--- start ---
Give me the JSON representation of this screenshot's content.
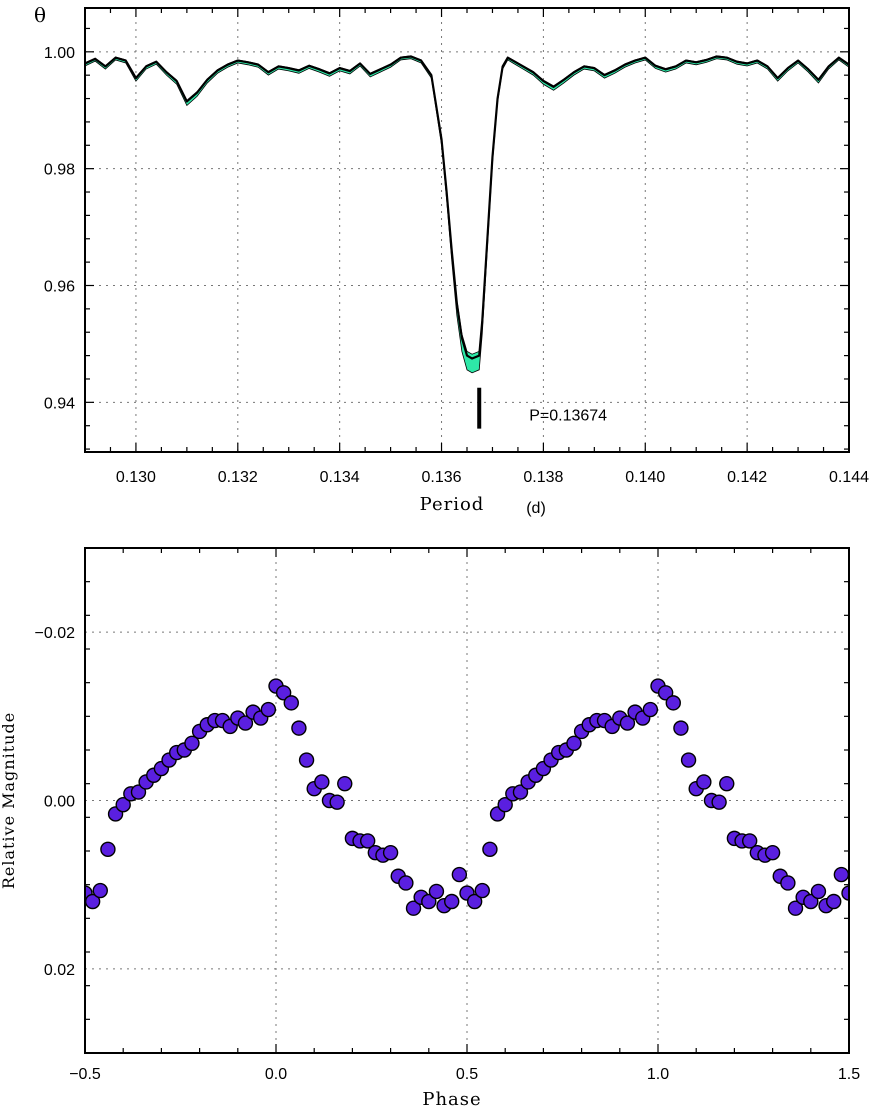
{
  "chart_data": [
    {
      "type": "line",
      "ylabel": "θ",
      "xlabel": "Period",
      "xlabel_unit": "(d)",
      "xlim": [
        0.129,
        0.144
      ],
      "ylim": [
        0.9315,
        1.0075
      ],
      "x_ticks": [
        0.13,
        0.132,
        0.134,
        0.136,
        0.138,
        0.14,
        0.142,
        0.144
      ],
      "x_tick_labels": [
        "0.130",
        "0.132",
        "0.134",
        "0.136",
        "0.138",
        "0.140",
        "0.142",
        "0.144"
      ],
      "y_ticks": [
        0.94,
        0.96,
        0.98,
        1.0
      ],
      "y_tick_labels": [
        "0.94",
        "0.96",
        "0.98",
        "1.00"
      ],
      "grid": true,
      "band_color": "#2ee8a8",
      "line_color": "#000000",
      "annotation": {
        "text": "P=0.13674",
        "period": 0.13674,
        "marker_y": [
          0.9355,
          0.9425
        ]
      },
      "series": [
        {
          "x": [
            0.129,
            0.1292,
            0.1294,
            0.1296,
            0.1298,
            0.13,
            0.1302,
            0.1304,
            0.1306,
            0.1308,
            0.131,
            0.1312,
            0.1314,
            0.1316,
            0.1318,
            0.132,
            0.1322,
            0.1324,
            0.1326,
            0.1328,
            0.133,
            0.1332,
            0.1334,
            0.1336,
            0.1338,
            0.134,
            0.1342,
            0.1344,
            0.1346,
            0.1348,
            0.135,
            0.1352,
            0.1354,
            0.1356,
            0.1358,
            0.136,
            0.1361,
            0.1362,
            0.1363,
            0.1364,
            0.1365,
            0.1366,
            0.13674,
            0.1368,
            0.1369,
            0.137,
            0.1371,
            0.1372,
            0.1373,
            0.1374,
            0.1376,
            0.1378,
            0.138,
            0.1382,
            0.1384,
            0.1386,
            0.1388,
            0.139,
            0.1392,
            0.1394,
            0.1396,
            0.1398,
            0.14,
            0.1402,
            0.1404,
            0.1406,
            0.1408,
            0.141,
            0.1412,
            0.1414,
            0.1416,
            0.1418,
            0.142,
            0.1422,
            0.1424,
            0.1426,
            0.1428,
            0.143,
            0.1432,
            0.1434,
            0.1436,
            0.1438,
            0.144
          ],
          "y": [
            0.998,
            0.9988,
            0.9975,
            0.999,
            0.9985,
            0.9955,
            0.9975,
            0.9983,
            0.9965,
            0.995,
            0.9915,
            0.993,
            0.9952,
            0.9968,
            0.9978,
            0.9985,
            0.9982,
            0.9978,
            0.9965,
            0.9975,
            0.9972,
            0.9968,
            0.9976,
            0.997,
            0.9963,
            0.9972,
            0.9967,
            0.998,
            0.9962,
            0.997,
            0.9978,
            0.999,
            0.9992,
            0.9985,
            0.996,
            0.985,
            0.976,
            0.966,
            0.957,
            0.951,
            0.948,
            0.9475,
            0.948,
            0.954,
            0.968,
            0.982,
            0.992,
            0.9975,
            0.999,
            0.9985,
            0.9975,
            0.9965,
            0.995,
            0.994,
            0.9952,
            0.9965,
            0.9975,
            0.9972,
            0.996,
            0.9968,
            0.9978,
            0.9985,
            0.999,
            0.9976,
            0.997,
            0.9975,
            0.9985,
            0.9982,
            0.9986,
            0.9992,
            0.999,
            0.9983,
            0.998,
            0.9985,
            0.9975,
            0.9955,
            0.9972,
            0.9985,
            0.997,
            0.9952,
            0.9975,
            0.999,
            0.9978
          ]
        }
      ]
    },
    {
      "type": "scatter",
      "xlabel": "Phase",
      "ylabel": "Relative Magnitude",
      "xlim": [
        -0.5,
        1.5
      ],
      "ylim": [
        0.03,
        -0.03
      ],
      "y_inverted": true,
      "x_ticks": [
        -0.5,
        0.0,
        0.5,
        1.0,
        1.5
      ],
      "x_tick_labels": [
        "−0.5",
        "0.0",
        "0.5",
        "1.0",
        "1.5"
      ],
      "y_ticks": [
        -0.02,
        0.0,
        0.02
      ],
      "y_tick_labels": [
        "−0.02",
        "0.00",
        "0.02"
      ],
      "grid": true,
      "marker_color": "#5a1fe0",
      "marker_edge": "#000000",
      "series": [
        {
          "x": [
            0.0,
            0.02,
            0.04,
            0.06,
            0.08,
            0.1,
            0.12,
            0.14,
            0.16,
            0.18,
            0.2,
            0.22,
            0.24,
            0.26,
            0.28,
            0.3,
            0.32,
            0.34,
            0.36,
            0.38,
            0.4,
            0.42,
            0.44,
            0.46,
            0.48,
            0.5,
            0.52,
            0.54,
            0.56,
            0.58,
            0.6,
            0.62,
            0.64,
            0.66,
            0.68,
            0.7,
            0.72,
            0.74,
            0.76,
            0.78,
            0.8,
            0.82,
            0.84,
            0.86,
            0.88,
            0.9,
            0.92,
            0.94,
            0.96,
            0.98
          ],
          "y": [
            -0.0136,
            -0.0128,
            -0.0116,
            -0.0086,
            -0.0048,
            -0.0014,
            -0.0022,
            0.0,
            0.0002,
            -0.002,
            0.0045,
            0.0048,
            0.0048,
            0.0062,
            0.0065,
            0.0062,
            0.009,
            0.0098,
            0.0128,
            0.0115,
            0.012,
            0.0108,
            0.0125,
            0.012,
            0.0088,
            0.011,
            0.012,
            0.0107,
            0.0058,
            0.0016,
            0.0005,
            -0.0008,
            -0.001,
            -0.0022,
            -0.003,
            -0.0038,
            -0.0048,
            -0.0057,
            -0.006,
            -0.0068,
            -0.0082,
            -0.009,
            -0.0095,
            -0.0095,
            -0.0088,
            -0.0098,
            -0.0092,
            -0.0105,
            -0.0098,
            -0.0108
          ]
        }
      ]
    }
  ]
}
--- end ---
--- start ---
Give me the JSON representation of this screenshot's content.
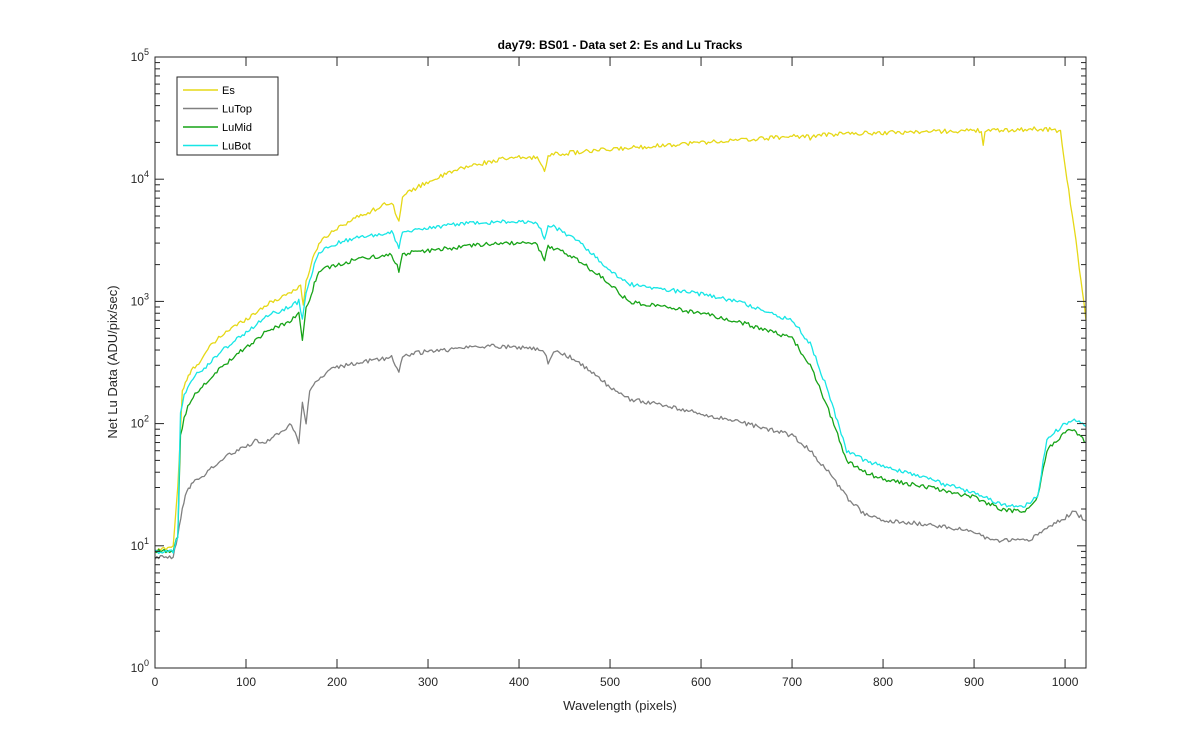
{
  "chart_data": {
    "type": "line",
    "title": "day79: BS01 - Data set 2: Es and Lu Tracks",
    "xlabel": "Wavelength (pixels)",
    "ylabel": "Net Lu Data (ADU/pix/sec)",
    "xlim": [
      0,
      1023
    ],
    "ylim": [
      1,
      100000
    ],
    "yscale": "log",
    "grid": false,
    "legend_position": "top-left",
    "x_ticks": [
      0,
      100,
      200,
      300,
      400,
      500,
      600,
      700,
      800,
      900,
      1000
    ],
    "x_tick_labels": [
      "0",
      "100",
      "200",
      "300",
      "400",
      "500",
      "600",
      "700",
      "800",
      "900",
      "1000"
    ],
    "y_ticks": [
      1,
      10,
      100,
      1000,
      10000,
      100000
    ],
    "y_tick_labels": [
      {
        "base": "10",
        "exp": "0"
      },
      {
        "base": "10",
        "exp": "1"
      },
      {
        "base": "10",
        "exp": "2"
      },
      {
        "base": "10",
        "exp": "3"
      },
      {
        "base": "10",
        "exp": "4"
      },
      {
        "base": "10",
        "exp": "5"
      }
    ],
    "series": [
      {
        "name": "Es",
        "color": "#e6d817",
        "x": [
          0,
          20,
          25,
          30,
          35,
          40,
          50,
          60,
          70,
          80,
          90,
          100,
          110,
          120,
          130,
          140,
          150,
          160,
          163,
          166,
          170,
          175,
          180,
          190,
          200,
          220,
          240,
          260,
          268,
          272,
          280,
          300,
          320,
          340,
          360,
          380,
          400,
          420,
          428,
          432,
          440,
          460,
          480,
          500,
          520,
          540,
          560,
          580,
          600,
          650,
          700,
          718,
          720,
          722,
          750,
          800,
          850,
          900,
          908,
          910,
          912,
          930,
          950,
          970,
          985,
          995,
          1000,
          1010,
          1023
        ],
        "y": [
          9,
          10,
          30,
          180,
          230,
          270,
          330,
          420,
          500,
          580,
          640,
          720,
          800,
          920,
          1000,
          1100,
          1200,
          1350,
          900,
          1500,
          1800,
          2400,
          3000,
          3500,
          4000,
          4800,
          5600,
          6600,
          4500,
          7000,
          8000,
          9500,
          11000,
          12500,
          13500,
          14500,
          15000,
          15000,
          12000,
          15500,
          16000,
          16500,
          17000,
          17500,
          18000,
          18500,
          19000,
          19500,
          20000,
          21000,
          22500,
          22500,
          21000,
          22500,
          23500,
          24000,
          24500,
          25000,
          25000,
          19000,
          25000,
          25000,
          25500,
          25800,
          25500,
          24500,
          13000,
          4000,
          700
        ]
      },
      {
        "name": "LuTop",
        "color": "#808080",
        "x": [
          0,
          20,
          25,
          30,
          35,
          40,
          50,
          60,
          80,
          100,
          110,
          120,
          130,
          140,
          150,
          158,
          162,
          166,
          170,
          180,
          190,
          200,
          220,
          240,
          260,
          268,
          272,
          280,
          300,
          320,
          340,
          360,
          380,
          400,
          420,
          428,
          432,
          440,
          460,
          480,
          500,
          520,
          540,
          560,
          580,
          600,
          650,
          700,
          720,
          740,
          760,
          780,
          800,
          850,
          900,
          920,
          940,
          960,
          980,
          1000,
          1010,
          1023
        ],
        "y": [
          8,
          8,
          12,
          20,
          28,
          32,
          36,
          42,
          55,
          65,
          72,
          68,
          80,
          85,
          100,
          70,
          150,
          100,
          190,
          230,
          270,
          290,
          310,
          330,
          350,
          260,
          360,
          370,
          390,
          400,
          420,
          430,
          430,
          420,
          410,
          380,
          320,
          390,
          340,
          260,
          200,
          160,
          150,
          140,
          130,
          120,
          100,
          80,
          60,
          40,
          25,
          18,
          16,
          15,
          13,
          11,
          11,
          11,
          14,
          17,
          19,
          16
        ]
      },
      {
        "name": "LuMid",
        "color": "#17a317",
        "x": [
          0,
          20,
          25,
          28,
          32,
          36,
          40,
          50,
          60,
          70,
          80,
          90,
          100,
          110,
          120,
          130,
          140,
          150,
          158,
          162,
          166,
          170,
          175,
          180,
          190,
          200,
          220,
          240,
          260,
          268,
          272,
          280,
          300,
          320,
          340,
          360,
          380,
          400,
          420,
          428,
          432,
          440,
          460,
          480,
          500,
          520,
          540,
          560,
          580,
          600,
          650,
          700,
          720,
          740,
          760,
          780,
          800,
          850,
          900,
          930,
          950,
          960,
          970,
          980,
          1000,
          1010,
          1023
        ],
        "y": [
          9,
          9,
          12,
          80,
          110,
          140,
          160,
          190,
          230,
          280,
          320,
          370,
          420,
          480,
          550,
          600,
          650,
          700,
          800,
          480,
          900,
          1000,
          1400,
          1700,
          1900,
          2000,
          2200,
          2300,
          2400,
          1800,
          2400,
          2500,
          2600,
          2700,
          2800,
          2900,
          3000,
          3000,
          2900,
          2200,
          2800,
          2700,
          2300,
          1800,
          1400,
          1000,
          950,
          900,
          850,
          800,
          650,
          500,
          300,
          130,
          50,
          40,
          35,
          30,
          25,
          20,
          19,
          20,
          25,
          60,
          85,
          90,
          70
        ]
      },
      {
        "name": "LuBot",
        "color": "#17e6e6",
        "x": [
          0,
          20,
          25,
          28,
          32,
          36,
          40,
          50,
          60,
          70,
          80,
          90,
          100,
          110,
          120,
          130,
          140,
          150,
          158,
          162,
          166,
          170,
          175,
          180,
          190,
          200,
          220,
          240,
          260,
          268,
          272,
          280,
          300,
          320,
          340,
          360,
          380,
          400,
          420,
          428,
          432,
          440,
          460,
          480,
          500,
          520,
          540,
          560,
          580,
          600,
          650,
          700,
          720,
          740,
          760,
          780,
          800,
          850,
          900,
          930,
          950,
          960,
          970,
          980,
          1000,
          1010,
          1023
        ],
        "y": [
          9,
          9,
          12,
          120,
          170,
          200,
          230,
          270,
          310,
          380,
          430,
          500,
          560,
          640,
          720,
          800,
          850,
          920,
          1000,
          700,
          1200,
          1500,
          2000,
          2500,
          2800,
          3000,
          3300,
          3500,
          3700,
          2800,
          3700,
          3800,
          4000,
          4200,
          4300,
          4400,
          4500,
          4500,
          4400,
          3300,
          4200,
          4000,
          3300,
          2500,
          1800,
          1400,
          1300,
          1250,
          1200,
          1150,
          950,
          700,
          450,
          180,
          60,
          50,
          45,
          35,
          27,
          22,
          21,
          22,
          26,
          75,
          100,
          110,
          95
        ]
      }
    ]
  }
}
--- end ---
--- start ---
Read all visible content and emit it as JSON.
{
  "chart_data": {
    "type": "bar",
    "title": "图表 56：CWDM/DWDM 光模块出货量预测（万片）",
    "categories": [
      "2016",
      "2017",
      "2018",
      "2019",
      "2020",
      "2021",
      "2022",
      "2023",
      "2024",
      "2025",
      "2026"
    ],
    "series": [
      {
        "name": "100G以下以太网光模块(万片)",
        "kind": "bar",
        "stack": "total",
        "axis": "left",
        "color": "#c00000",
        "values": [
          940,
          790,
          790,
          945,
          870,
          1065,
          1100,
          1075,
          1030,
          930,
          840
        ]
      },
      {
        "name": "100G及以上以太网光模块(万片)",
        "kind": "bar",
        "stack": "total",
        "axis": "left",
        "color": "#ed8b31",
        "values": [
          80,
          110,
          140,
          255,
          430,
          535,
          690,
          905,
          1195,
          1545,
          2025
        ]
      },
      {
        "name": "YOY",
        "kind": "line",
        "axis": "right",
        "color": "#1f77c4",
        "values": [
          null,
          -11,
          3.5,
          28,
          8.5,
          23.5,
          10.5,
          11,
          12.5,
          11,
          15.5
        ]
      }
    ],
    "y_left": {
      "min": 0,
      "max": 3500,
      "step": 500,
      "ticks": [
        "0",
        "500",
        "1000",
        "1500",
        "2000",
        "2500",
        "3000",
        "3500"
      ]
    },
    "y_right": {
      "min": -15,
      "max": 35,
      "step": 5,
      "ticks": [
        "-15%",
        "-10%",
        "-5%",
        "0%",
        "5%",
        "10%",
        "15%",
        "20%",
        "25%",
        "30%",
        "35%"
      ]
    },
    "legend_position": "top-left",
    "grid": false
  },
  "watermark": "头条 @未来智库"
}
--- end ---
Which lines hold the word "grid"? Copy every one of them.

Solution:
      "grid": true,
      "grid": true,
    "grid": false,
    "grid": false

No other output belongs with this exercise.